=== Rows ===

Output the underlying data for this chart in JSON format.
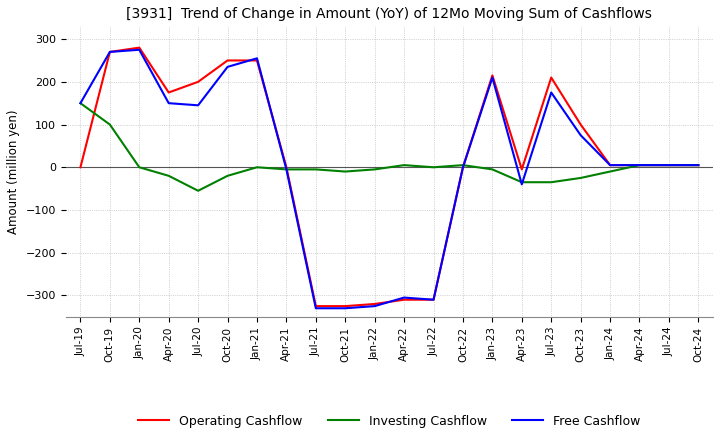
{
  "title": "[3931]  Trend of Change in Amount (YoY) of 12Mo Moving Sum of Cashflows",
  "ylabel": "Amount (million yen)",
  "ylim": [
    -350,
    330
  ],
  "yticks": [
    -300,
    -200,
    -100,
    0,
    100,
    200,
    300
  ],
  "x_labels": [
    "Jul-19",
    "Oct-19",
    "Jan-20",
    "Apr-20",
    "Jul-20",
    "Oct-20",
    "Jan-21",
    "Apr-21",
    "Jul-21",
    "Oct-21",
    "Jan-22",
    "Apr-22",
    "Jul-22",
    "Oct-22",
    "Jan-23",
    "Apr-23",
    "Jul-23",
    "Oct-23",
    "Jan-24",
    "Apr-24",
    "Jul-24",
    "Oct-24"
  ],
  "operating": [
    0,
    270,
    280,
    175,
    200,
    250,
    250,
    0,
    -325,
    -325,
    -320,
    -310,
    -310,
    0,
    215,
    -5,
    210,
    100,
    5,
    5,
    5,
    5
  ],
  "investing": [
    150,
    100,
    0,
    -20,
    -55,
    -20,
    0,
    -5,
    -5,
    -10,
    -5,
    5,
    0,
    5,
    -5,
    -35,
    -35,
    -25,
    -10,
    5,
    5,
    5
  ],
  "free": [
    150,
    270,
    275,
    150,
    145,
    235,
    255,
    -5,
    -330,
    -330,
    -325,
    -305,
    -310,
    0,
    210,
    -40,
    175,
    75,
    5,
    5,
    5,
    5
  ],
  "color_operating": "#ff0000",
  "color_investing": "#008000",
  "color_free": "#0000ff",
  "background_color": "#ffffff",
  "grid_color": "#b0b0b0"
}
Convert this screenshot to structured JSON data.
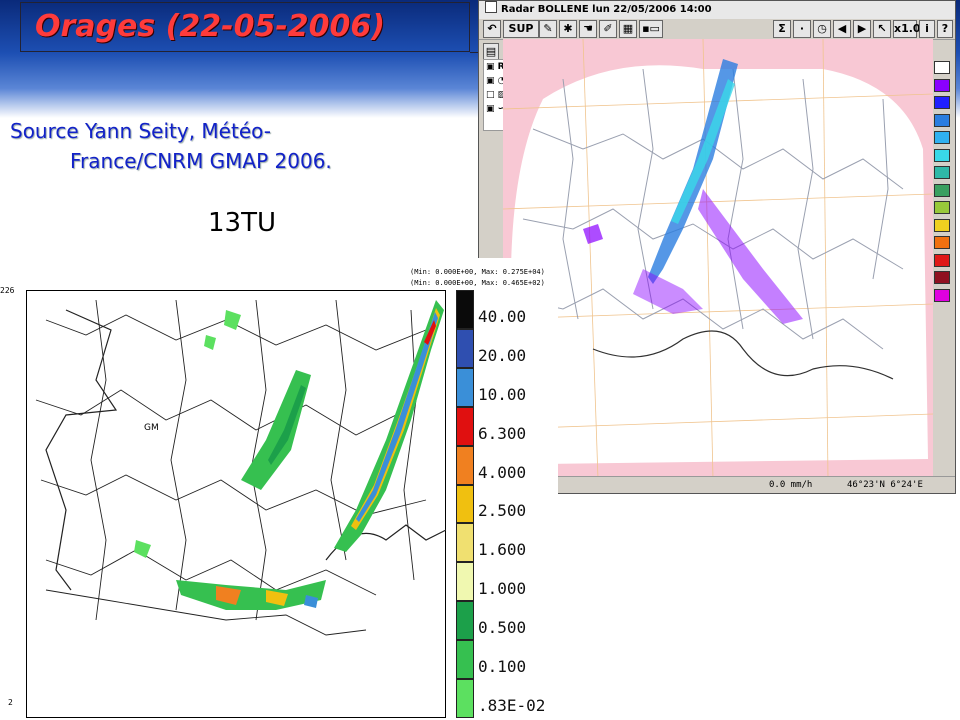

===

In the records above, find each line holding "data" and copy it.

**Task result:**
Output the underlying data for this chart in JSON format.
Convert this screenshot to structured JSON data.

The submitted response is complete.